• Given instruction: Restate the complete material exactly.

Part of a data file

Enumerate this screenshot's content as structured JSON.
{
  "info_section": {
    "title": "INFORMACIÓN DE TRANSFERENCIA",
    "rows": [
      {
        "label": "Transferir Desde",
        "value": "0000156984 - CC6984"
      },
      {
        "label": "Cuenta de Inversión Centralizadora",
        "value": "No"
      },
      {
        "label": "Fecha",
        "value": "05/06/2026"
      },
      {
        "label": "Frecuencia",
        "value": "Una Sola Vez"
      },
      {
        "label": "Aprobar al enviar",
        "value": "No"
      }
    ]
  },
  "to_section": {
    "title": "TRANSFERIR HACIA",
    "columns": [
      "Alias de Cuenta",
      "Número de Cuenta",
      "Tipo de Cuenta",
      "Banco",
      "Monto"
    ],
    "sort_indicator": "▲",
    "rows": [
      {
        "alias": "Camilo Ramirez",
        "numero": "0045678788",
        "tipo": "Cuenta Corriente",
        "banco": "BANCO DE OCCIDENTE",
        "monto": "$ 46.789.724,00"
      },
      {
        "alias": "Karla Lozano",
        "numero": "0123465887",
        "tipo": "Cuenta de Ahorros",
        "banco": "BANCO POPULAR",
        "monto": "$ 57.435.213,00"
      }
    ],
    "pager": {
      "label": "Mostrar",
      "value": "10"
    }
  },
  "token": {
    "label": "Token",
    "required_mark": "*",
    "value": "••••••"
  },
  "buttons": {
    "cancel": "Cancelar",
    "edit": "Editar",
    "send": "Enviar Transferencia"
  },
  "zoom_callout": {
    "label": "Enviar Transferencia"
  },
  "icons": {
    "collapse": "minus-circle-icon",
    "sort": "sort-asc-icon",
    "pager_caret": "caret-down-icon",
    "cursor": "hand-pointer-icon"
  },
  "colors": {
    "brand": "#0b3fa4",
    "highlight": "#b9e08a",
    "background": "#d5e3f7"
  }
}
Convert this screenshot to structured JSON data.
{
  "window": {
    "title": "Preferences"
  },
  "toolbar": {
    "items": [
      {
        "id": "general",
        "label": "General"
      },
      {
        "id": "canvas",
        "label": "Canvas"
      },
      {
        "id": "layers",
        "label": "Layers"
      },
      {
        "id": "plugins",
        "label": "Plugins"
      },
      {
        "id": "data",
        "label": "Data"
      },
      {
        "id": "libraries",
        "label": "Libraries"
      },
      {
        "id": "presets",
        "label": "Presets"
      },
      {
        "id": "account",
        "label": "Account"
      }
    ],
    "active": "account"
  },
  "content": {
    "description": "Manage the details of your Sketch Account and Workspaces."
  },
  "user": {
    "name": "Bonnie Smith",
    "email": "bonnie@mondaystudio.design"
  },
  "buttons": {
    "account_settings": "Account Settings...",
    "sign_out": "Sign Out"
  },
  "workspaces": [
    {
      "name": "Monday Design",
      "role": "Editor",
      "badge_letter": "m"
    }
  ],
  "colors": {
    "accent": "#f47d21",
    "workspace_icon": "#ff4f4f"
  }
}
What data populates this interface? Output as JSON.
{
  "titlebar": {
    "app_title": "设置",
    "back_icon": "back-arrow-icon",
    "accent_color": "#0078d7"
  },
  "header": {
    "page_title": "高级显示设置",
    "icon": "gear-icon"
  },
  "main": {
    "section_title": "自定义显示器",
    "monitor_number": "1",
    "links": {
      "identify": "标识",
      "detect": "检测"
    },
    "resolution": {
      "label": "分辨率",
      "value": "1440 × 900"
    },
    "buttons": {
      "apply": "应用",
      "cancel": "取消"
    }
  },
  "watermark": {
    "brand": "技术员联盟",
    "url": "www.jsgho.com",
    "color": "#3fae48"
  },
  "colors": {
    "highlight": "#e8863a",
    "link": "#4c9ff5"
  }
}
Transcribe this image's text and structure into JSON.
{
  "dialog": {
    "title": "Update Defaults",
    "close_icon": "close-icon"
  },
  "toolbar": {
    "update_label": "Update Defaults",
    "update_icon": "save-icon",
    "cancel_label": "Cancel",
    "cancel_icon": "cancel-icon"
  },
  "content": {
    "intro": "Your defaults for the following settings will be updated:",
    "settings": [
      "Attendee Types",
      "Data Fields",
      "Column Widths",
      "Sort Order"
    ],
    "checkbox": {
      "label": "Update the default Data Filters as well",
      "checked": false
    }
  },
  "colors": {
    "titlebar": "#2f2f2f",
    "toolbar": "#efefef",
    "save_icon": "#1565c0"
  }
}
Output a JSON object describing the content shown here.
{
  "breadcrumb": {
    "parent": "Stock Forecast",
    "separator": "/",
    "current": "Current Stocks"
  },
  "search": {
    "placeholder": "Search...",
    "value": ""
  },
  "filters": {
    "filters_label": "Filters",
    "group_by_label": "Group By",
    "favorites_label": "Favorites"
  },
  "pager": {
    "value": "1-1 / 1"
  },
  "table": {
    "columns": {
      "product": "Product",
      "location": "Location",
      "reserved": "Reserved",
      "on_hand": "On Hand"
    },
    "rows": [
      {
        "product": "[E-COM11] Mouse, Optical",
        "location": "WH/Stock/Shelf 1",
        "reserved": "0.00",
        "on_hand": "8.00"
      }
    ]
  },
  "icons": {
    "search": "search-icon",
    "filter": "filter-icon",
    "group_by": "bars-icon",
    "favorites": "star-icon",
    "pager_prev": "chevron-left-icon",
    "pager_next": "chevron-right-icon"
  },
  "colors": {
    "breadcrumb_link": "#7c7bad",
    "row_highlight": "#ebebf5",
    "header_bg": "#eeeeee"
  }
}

• Task solution:
Enumerate this screenshot's content as structured JSON.
{
  "info_section": {
    "title": "INFORMACIÓN DE TRANSFERENCIA",
    "rows": [
      {
        "label": "Transferir Desde",
        "value": "0000156984 - CC6984"
      },
      {
        "label": "Cuenta de Inversión Centralizadora",
        "value": "No"
      },
      {
        "label": "Fecha",
        "value": "05/06/2026"
      },
      {
        "label": "Frecuencia",
        "value": "Una Sola Vez"
      },
      {
        "label": "Aprobar al enviar",
        "value": "No"
      }
    ]
  },
  "to_section": {
    "title": "TRANSFERIR HACIA",
    "columns": [
      "Alias de Cuenta",
      "Número de Cuenta",
      "Tipo de Cuenta",
      "Banco",
      "Monto"
    ],
    "sort_indicator": "▲",
    "rows": [
      {
        "alias": "Camilo Ramirez",
        "numero": "0045678788",
        "tipo": "Cuenta Corriente",
        "banco": "BANCO DE OCCIDENTE",
        "monto": "$ 46.789.724,00"
      },
      {
        "alias": "Karla Lozano",
        "numero": "0123465887",
        "tipo": "Cuenta de Ahorros",
        "banco": "BANCO POPULAR",
        "monto": "$ 57.435.213,00"
      }
    ],
    "pager": {
      "label": "Mostrar",
      "value": "10"
    }
  },
  "token": {
    "label": "Token",
    "required_mark": "*",
    "value": "••••••"
  },
  "buttons": {
    "cancel": "Cancelar",
    "edit": "Editar",
    "send": "Enviar Transferencia"
  },
  "zoom_callout": {
    "label": "Enviar Transferencia"
  },
  "icons": {
    "collapse": "minus-circle-icon",
    "sort": "sort-asc-icon",
    "pager_caret": "caret-down-icon",
    "cursor": "hand-pointer-icon"
  },
  "colors": {
    "brand": "#0b3fa4",
    "highlight": "#b9e08a",
    "background": "#d5e3f7"
  }
}
Convert this screenshot to structured JSON data.
{
  "window": {
    "title": "Preferences"
  },
  "toolbar": {
    "items": [
      {
        "id": "general",
        "label": "General"
      },
      {
        "id": "canvas",
        "label": "Canvas"
      },
      {
        "id": "layers",
        "label": "Layers"
      },
      {
        "id": "plugins",
        "label": "Plugins"
      },
      {
        "id": "data",
        "label": "Data"
      },
      {
        "id": "libraries",
        "label": "Libraries"
      },
      {
        "id": "presets",
        "label": "Presets"
      },
      {
        "id": "account",
        "label": "Account"
      }
    ],
    "active": "account"
  },
  "content": {
    "description": "Manage the details of your Sketch Account and Workspaces."
  },
  "user": {
    "name": "Bonnie Smith",
    "email": "bonnie@mondaystudio.design"
  },
  "buttons": {
    "account_settings": "Account Settings...",
    "sign_out": "Sign Out"
  },
  "workspaces": [
    {
      "name": "Monday Design",
      "role": "Editor",
      "badge_letter": "m"
    }
  ],
  "colors": {
    "accent": "#f47d21",
    "workspace_icon": "#ff4f4f"
  }
}
What data populates this interface? Output as JSON.
{
  "titlebar": {
    "app_title": "设置",
    "back_icon": "back-arrow-icon",
    "accent_color": "#0078d7"
  },
  "header": {
    "page_title": "高级显示设置",
    "icon": "gear-icon"
  },
  "main": {
    "section_title": "自定义显示器",
    "monitor_number": "1",
    "links": {
      "identify": "标识",
      "detect": "检测"
    },
    "resolution": {
      "label": "分辨率",
      "value": "1440 × 900"
    },
    "buttons": {
      "apply": "应用",
      "cancel": "取消"
    }
  },
  "watermark": {
    "brand": "技术员联盟",
    "url": "www.jsgho.com",
    "color": "#3fae48"
  },
  "colors": {
    "highlight": "#e8863a",
    "link": "#4c9ff5"
  }
}
Transcribe this image's text and structure into JSON.
{
  "dialog": {
    "title": "Update Defaults",
    "close_icon": "close-icon"
  },
  "toolbar": {
    "update_label": "Update Defaults",
    "update_icon": "save-icon",
    "cancel_label": "Cancel",
    "cancel_icon": "cancel-icon"
  },
  "content": {
    "intro": "Your defaults for the following settings will be updated:",
    "settings": [
      "Attendee Types",
      "Data Fields",
      "Column Widths",
      "Sort Order"
    ],
    "checkbox": {
      "label": "Update the default Data Filters as well",
      "checked": false
    }
  },
  "colors": {
    "titlebar": "#2f2f2f",
    "toolbar": "#efefef",
    "save_icon": "#1565c0"
  }
}
Output a JSON object describing the content shown here.
{
  "breadcrumb": {
    "parent": "Stock Forecast",
    "separator": "/",
    "current": "Current Stocks"
  },
  "search": {
    "placeholder": "Search...",
    "value": ""
  },
  "filters": {
    "filters_label": "Filters",
    "group_by_label": "Group By",
    "favorites_label": "Favorites"
  },
  "pager": {
    "value": "1-1 / 1"
  },
  "table": {
    "columns": {
      "product": "Product",
      "location": "Location",
      "reserved": "Reserved",
      "on_hand": "On Hand"
    },
    "rows": [
      {
        "product": "[E-COM11] Mouse, Optical",
        "location": "WH/Stock/Shelf 1",
        "reserved": "0.00",
        "on_hand": "8.00"
      }
    ]
  },
  "icons": {
    "search": "search-icon",
    "filter": "filter-icon",
    "group_by": "bars-icon",
    "favorites": "star-icon",
    "pager_prev": "chevron-left-icon",
    "pager_next": "chevron-right-icon"
  },
  "colors": {
    "breadcrumb_link": "#7c7bad",
    "row_highlight": "#ebebf5",
    "header_bg": "#eeeeee"
  }
}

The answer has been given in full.